-- Data for this exercise start --

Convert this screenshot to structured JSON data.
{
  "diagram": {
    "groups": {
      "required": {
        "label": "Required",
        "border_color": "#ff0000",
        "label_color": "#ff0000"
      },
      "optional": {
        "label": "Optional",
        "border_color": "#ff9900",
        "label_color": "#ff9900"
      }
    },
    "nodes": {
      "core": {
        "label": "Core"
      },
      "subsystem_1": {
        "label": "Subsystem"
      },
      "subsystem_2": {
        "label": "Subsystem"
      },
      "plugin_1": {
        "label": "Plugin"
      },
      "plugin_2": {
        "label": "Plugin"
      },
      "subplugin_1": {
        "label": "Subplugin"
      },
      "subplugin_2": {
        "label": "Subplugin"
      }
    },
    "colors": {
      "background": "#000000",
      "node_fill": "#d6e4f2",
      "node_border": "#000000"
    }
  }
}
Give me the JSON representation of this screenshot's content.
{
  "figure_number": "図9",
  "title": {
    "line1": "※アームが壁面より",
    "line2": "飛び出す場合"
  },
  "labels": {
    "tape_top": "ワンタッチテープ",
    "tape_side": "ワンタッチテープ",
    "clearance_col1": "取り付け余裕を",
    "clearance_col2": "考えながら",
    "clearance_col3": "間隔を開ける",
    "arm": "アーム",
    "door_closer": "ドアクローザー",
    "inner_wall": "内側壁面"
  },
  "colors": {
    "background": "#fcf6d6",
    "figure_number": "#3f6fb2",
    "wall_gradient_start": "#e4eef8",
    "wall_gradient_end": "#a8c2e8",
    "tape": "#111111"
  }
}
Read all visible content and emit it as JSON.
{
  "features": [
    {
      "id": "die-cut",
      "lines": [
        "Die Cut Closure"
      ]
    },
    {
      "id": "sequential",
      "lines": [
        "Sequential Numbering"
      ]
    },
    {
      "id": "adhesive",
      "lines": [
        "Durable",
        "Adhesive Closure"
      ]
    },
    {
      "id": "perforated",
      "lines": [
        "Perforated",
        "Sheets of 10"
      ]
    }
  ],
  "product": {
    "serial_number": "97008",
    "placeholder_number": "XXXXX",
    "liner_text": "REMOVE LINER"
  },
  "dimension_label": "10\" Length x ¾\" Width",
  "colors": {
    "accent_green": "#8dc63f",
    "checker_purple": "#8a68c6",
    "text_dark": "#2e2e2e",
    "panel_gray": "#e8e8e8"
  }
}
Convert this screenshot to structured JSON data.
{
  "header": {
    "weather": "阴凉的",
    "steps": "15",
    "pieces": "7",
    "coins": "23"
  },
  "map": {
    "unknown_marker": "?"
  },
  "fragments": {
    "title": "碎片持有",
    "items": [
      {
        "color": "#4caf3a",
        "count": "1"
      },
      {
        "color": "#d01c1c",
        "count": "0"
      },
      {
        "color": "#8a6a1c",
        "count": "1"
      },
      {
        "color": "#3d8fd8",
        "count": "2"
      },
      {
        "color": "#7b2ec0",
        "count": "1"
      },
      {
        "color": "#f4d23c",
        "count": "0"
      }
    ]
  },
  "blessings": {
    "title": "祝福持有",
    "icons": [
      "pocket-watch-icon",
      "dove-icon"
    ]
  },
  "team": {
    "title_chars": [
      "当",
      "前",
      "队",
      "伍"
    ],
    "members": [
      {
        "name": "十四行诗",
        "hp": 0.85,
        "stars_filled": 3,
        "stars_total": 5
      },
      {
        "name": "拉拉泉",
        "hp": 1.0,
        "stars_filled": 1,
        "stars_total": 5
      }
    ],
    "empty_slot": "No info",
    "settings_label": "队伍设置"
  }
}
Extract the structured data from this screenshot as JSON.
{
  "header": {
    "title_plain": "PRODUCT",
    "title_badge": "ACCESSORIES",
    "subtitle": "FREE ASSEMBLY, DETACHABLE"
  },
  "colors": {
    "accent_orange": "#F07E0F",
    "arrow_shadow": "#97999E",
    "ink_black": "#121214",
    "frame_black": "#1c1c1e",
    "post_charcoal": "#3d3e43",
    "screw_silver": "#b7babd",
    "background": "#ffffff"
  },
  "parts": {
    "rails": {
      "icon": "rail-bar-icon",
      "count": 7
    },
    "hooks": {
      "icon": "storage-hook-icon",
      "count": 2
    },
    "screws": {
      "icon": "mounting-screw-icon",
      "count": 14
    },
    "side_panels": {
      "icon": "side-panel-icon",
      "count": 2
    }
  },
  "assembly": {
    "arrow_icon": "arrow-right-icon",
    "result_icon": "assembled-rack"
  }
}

-- Data for this exercise end --

*Goal*. Exactly reproduce all of the entries above.

*Answer in full*.
Convert this screenshot to structured JSON data.
{
  "diagram": {
    "groups": {
      "required": {
        "label": "Required",
        "border_color": "#ff0000",
        "label_color": "#ff0000"
      },
      "optional": {
        "label": "Optional",
        "border_color": "#ff9900",
        "label_color": "#ff9900"
      }
    },
    "nodes": {
      "core": {
        "label": "Core"
      },
      "subsystem_1": {
        "label": "Subsystem"
      },
      "subsystem_2": {
        "label": "Subsystem"
      },
      "plugin_1": {
        "label": "Plugin"
      },
      "plugin_2": {
        "label": "Plugin"
      },
      "subplugin_1": {
        "label": "Subplugin"
      },
      "subplugin_2": {
        "label": "Subplugin"
      }
    },
    "colors": {
      "background": "#000000",
      "node_fill": "#d6e4f2",
      "node_border": "#000000"
    }
  }
}
Give me the JSON representation of this screenshot's content.
{
  "figure_number": "図9",
  "title": {
    "line1": "※アームが壁面より",
    "line2": "飛び出す場合"
  },
  "labels": {
    "tape_top": "ワンタッチテープ",
    "tape_side": "ワンタッチテープ",
    "clearance_col1": "取り付け余裕を",
    "clearance_col2": "考えながら",
    "clearance_col3": "間隔を開ける",
    "arm": "アーム",
    "door_closer": "ドアクローザー",
    "inner_wall": "内側壁面"
  },
  "colors": {
    "background": "#fcf6d6",
    "figure_number": "#3f6fb2",
    "wall_gradient_start": "#e4eef8",
    "wall_gradient_end": "#a8c2e8",
    "tape": "#111111"
  }
}
Read all visible content and emit it as JSON.
{
  "features": [
    {
      "id": "die-cut",
      "lines": [
        "Die Cut Closure"
      ]
    },
    {
      "id": "sequential",
      "lines": [
        "Sequential Numbering"
      ]
    },
    {
      "id": "adhesive",
      "lines": [
        "Durable",
        "Adhesive Closure"
      ]
    },
    {
      "id": "perforated",
      "lines": [
        "Perforated",
        "Sheets of 10"
      ]
    }
  ],
  "product": {
    "serial_number": "97008",
    "placeholder_number": "XXXXX",
    "liner_text": "REMOVE LINER"
  },
  "dimension_label": "10\" Length x ¾\" Width",
  "colors": {
    "accent_green": "#8dc63f",
    "checker_purple": "#8a68c6",
    "text_dark": "#2e2e2e",
    "panel_gray": "#e8e8e8"
  }
}
Convert this screenshot to structured JSON data.
{
  "header": {
    "weather": "阴凉的",
    "steps": "15",
    "pieces": "7",
    "coins": "23"
  },
  "map": {
    "unknown_marker": "?"
  },
  "fragments": {
    "title": "碎片持有",
    "items": [
      {
        "color": "#4caf3a",
        "count": "1"
      },
      {
        "color": "#d01c1c",
        "count": "0"
      },
      {
        "color": "#8a6a1c",
        "count": "1"
      },
      {
        "color": "#3d8fd8",
        "count": "2"
      },
      {
        "color": "#7b2ec0",
        "count": "1"
      },
      {
        "color": "#f4d23c",
        "count": "0"
      }
    ]
  },
  "blessings": {
    "title": "祝福持有",
    "icons": [
      "pocket-watch-icon",
      "dove-icon"
    ]
  },
  "team": {
    "title_chars": [
      "当",
      "前",
      "队",
      "伍"
    ],
    "members": [
      {
        "name": "十四行诗",
        "hp": 0.85,
        "stars_filled": 3,
        "stars_total": 5
      },
      {
        "name": "拉拉泉",
        "hp": 1.0,
        "stars_filled": 1,
        "stars_total": 5
      }
    ],
    "empty_slot": "No info",
    "settings_label": "队伍设置"
  }
}
Extract the structured data from this screenshot as JSON.
{
  "header": {
    "title_plain": "PRODUCT",
    "title_badge": "ACCESSORIES",
    "subtitle": "FREE ASSEMBLY, DETACHABLE"
  },
  "colors": {
    "accent_orange": "#F07E0F",
    "arrow_shadow": "#97999E",
    "ink_black": "#121214",
    "frame_black": "#1c1c1e",
    "post_charcoal": "#3d3e43",
    "screw_silver": "#b7babd",
    "background": "#ffffff"
  },
  "parts": {
    "rails": {
      "icon": "rail-bar-icon",
      "count": 7
    },
    "hooks": {
      "icon": "storage-hook-icon",
      "count": 2
    },
    "screws": {
      "icon": "mounting-screw-icon",
      "count": 14
    },
    "side_panels": {
      "icon": "side-panel-icon",
      "count": 2
    }
  },
  "assembly": {
    "arrow_icon": "arrow-right-icon",
    "result_icon": "assembled-rack"
  }
}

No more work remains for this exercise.